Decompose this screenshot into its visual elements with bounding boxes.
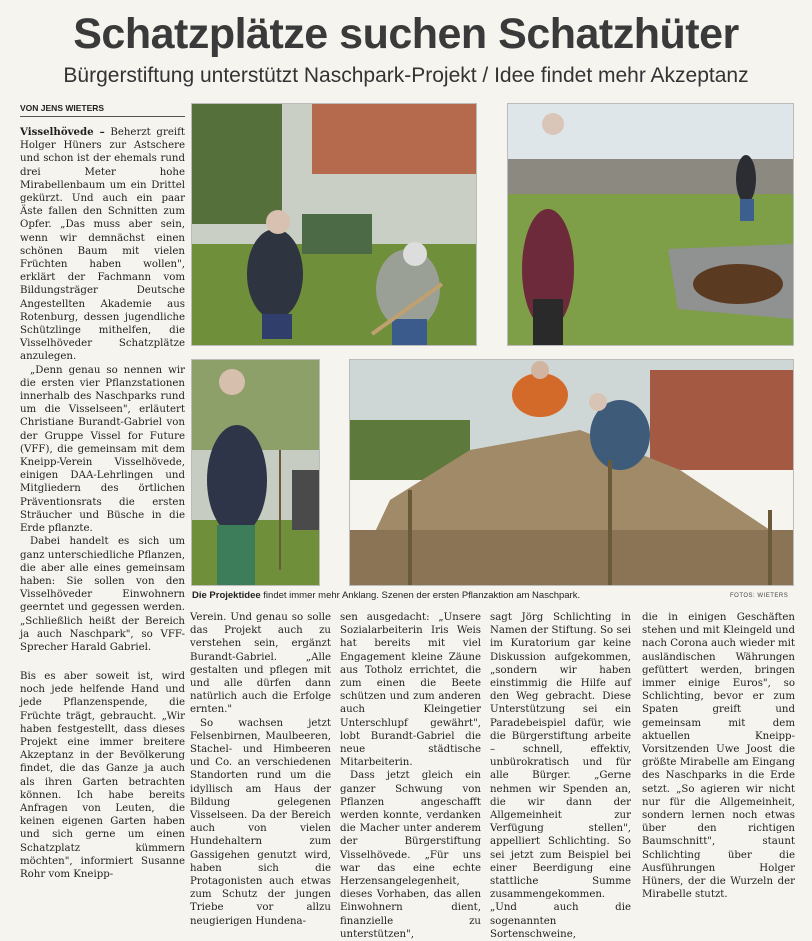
photo-man-with-sapling — [191, 359, 320, 586]
article-column-2 — [190, 611, 331, 928]
lead-paragraph — [20, 126, 185, 364]
col5-paragraph-1: die in einigen Geschäften stehen und mit Kleingeld und nach Corona auch wieder mit ausländischen Währungen gefüttert werden, bringen immer einige Euros", so Schlichting, bevor er zum Spaten greift und gemeinsam mit dem aktuellen Kneipp-Vorsitzenden Uwe Joost die größte Mirabelle am Eingang des Naschparks in die Erde setzt. „So agieren wir nicht nur für die Allgemeinheit, sondern lernen noch etwas über den richtigen Baumschnitt", staunt Schlichting über die Ausführungen Holger Hüners, der die Wurzeln der Mirabelle stutzt. — [642, 612, 795, 901]
paragraph-2: „Denn genau so nennen wir die ersten vier Pflanzstationen innerhalb des Naschparks rund um die Visselseen", erläutert Christiane Burandt-Gabriel von der Gruppe Vissel for Future (VFF), die gemeinsam mit dem Kneipp-Verein Visselhövede, einigen DAA-Lehrlingen und Mitgliedern des örtlichen Präventionsrats die ersten Sträucher und Büsche in die Erde pflanzte. — [20, 364, 185, 535]
article-column-3 — [340, 611, 481, 941]
article-columns-bottom — [190, 611, 795, 940]
col2-paragraph-2: So wachsen jetzt Felsenbirnen, Maulbeeren, Stachel- und Himbeeren und Co. an verschiedenen Standorten rund um die idyllisch am Haus der Bildung gelegenen Visselseen. Da der Bereich auch von vielen Hundehaltern zum Gassigehen genutzt wird, haben sich die Protagonisten auch etwas zum Schutz der jungen Triebe vor allzu neugierigen Hundena- — [190, 717, 331, 927]
photo-tree-pruning — [191, 103, 477, 346]
subheadline: Bürgerstiftung unterstützt Naschpark-Projekt / Idee findet mehr Akzeptanz — [63, 64, 749, 87]
paragraph-3: Dabei handelt es sich um ganz unterschiedliche Pflanzen, die aber alle eines gemeinsam haben: Sie sollen von den Visselhöveder Einwohnern geerntet und gegessen werden. „Schließlich heißt der Bereich ja auch Naschpark", so VFF-Sprecher Harald Gabriel. — [20, 536, 185, 653]
col4-paragraph-1: sagt Jörg Schlichting in Namen der Stiftung. So sei im Kuratorium gar keine Diskussion aufgekommen, „sondern wir haben einstimmig die Hilfe auf den Weg gebracht. Diese Unterstützung sei ein Paradebeispiel dafür, wie die Bürgerstiftung arbeite – schnell, effektiv, unbürokratisch und für alle Bürger. „Gerne nehmen wir Spenden an, die wir dann der Allgemeinheit zur Verfügung stellen", appelliert Schlichting. So sei jetzt zum Beispiel bei einer Beerdigung eine stattliche Summe zusammengekommen. „Und auch die sogenannten Sortenschweine, — [490, 612, 631, 940]
article-column-left — [20, 126, 185, 654]
dateline: Visselhövede – — [20, 126, 105, 138]
article-column-5 — [642, 611, 795, 901]
byline: VON JENS WIETERS — [20, 103, 185, 117]
article-column-left-bottom — [20, 670, 185, 881]
lead-text: Beherzt greift Holger Hüners zur Astschere und schon ist der ehemals rund drei Meter hohe Mirabellenbaum um ein Drittel gekürzt. Und auch ein paar Äste fallen den Schnitten zum Opfer. „Das muss aber sein, wenn wir demnächst einen schönen Baum mit vielen Früchten haben wollen", erklärt der Fachmann vom Bildungsträger Deutsche Angestellten Akademie aus Rotenburg, dessen jugendliche Schützlinge mithelfen, die Visselhöveder Schatzplätze anzulegen. — [20, 127, 185, 363]
col3-paragraph-2: Dass jetzt gleich ein ganzer Schwung von Pflanzen angeschafft werden konnte, verdanken die Macher unter anderem der Bürgerstiftung Visselhövede. „Für uns war das eine echte Herzensangelegenheit, dieses Vorhaben, das allen Einwohnern dient, finanzielle zu unterstützen", — [340, 770, 481, 940]
photo-credit: FOTOS: WIETERS — [730, 593, 789, 599]
caption-text: findet immer mehr Anklang. Szenen der ersten Pflanzaktion am Naschpark. — [260, 590, 581, 601]
headline: Schatzplätze suchen Schatzhüter — [73, 10, 739, 58]
photo-deadwood-fence — [349, 359, 794, 586]
caption-bold: Die Projektidee — [192, 590, 261, 601]
paragraph-4: Bis es aber soweit ist, wird noch jede helfende Hand und jede Pflanzenspende, die Früchte trägt, gebraucht. „Wir haben festgestellt, dass dieses Projekt eine immer breitere Akzeptanz in der Bevölkerung findet, die das Ganze ja auch als ihren Garten betrachten können. Ich habe bereits Anfragen von Leuten, die keinen eigenen Garten haben und sich gerne um einen Schatzplatz kümmern möchten", informiert Susanne Rohr vom Kneipp- — [20, 671, 185, 881]
article-column-4 — [490, 611, 631, 941]
photo-digging — [507, 103, 794, 346]
col3-paragraph-1: sen ausgedacht: „Unsere Sozialarbeiterin Iris Weis hat bereits mit viel Engagement kleine Zäune aus Totholz errichtet, die zum einen die Beete schützen und zum anderen auch Kleingetier Unterschlupf gewährt", lobt Burandt-Gabriel die neue städtische Mitarbeiterin. — [340, 612, 481, 769]
col2-paragraph-1: Verein. Und genau so solle das Projekt auch zu verstehen sein, ergänzt Burandt-Gabriel. „Alle gestalten und pflegen mit und alle dürfen dann natürlich auch die Erfolge ernten." — [190, 612, 331, 716]
photo-caption — [192, 590, 642, 601]
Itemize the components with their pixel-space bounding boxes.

▸ **PROBLEM**
Turn all the data above into a JSON list of strings, one string per line, with blank lines skipped and the pictures left out.

▸ **FULL RESPONSE**
[
  "Decompose this screenshot into its visual elements with bounding boxes.",
  "photo-man-with-sapling — [191, 359, 320, 586]",
  "article-column-2 — [190, 611, 331, 928]",
  "lead-paragraph — [20, 126, 185, 364]",
  "col5-paragraph-1: die in einigen Geschäften stehen und mit Kleingeld und nach Corona auch wieder mit ausländischen Währungen gefüttert werden, bringen immer einige Euros\", so Schlichting, bevor er zum Spaten greift und gemeinsam mit dem aktuellen Kneipp-Vorsitzenden Uwe Joost die größte Mirabelle am Eingang des Naschparks in die Erde setzt. „So agieren wir nicht nur für die Allgemeinheit, sondern lernen noch etwas über den richtigen Baumschnitt\", staunt Schlichting über die Ausführungen Holger Hüners, der die Wurzeln der Mirabelle stutzt. — [642, 612, 795, 901]",
  "paragraph-2: „Denn genau so nennen wir die ersten vier Pflanzstationen innerhalb des Naschparks rund um die Visselseen\", erläutert Christiane Burandt-Gabriel von der Gruppe Vissel for Future (VFF), die gemeinsam mit dem Kneipp-Verein Visselhövede, einigen DAA-Lehrlingen und Mitgliedern des örtlichen Präventionsrats die ersten Sträucher und Büsche in die Erde pflanzte. — [20, 364, 185, 535]",
  "article-column-3 — [340, 611, 481, 941]",
  "article-columns-bottom — [190, 611, 795, 940]",
  "col2-paragraph-2: So wachsen jetzt Felsenbirnen, Maulbeeren, Stachel- und Himbeeren und Co. an verschiedenen Standorten rund um die idyllisch am Haus der Bildung gelegenen Visselseen. Da der Bereich auch von vielen Hundehaltern zum Gassigehen genutzt wird, haben sich die Protagonisten auch etwas zum Schutz der jungen Triebe vor allzu neugierigen Hundena- — [190, 717, 331, 927]",
  "photo-tree-pruning — [191, 103, 477, 346]",
  "subheadline: Bürgerstiftung unterstützt Naschpark-Projekt / Idee findet mehr Akzeptanz — [63, 64, 749, 87]",
  "paragraph-3: Dabei handelt es sich um ganz unterschiedliche Pflanzen, die aber alle eines gemeinsam haben: Sie sollen von den Visselhöveder Einwohnern geerntet und gegessen werden. „Schließlich heißt der Bereich ja auch Naschpark\", so VFF-Sprecher Harald Gabriel. — [20, 536, 185, 653]",
  "col4-paragraph-1: sagt Jörg Schlichting in Namen der Stiftung. So sei im Kuratorium gar keine Diskussion aufgekommen, „sondern wir haben einstimmig die Hilfe auf den Weg gebracht. Diese Unterstützung sei ein Paradebeispiel dafür, wie die Bürgerstiftung arbeite – schnell, effektiv, unbürokratisch und für alle Bürger. „Gerne nehmen wir Spenden an, die wir dann der Allgemeinheit zur Verfügung stellen\", appelliert Schlichting. So sei jetzt zum Beispiel bei einer Beerdigung eine stattliche Summe zusammengekommen. „Und auch die sogenannten Sortenschweine, — [490, 612, 631, 940]",
  "article-column-left — [20, 126, 185, 654]",
  "dateline: Visselhövede – — [20, 126, 105, 138]",
  "article-column-5 — [642, 611, 795, 901]",
  "byline: VON JENS WIETERS — [20, 103, 185, 117]",
  "article-column-left-bottom — [20, 670, 185, 881]",
  "lead-text: Beherzt greift Holger Hüners zur Astschere und schon ist der ehemals rund drei Meter hohe Mirabellenbaum um ein Drittel gekürzt. Und auch ein paar Äste fallen den Schnitten zum Opfer. „Das muss aber sein, wenn wir demnächst einen schönen Baum mit vielen Früchten haben wollen\", erklärt der Fachmann vom Bildungsträger Deutsche Angestellten Akademie aus Rotenburg, dessen jugendliche Schützlinge mithelfen, die Visselhöveder Schatzplätze anzulegen. — [20, 127, 185, 363]",
  "col3-paragraph-2: Dass jetzt gleich ein ganzer Schwung von Pflanzen angeschafft werden konnte, verdanken die Macher unter anderem der Bürgerstiftung Visselhövede. „Für uns war das eine echte Herzensangelegenheit, dieses Vorhaben, das allen Einwohnern dient, finanzielle zu unterstützen\", — [340, 770, 481, 940]",
  "photo-credit: FOTOS: WIETERS — [730, 593, 789, 599]",
  "caption-text: findet immer mehr Anklang. Szenen der ersten Pflanzaktion am Naschpark. — [260, 590, 581, 601]",
  "headline: Schatzplätze suchen Schatzhüter — [73, 10, 739, 58]",
  "photo-deadwood-fence — [349, 359, 794, 586]",
  "caption-bold: Die Projektidee — [192, 590, 261, 601]",
  "paragraph-4: Bis es aber soweit ist, wird noch jede helfende Hand und jede Pflanzenspende, die Früchte trägt, gebraucht. „Wir haben festgestellt, dass dieses Projekt eine immer breitere Akzeptanz in der Bevölkerung findet, die das Ganze ja auch als ihren Garten betrachten können. Ich habe bereits Anfragen von Leuten, die keinen eigenen Garten haben und sich gerne um einen Schatzplatz kümmern möchten\", informiert Susanne Rohr vom Kneipp- — [20, 671, 185, 881]",
  "article-column-4 — [490, 611, 631, 941]",
  "photo-digging — [507, 103, 794, 346]",
  "col3-paragraph-1: sen ausgedacht: „Unsere Sozialarbeiterin Iris Weis hat bereits mit viel Engagement kleine Zäune aus Totholz errichtet, die zum einen die Beete schützen und zum anderen auch Kleingetier Unterschlupf gewährt\", lobt Burandt-Gabriel die neue städtische Mitarbeiterin. — [340, 612, 481, 769]",
  "col2-paragraph-1: Verein. Und genau so solle das Projekt auch zu verstehen sein, ergänzt Burandt-Gabriel. „Alle gestalten und pflegen mit und alle dürfen dann natürlich auch die Erfolge ernten.\" — [190, 612, 331, 716]",
  "photo-caption — [192, 590, 642, 601]",
  "Itemize the components with their pixel-space bounding boxes."
]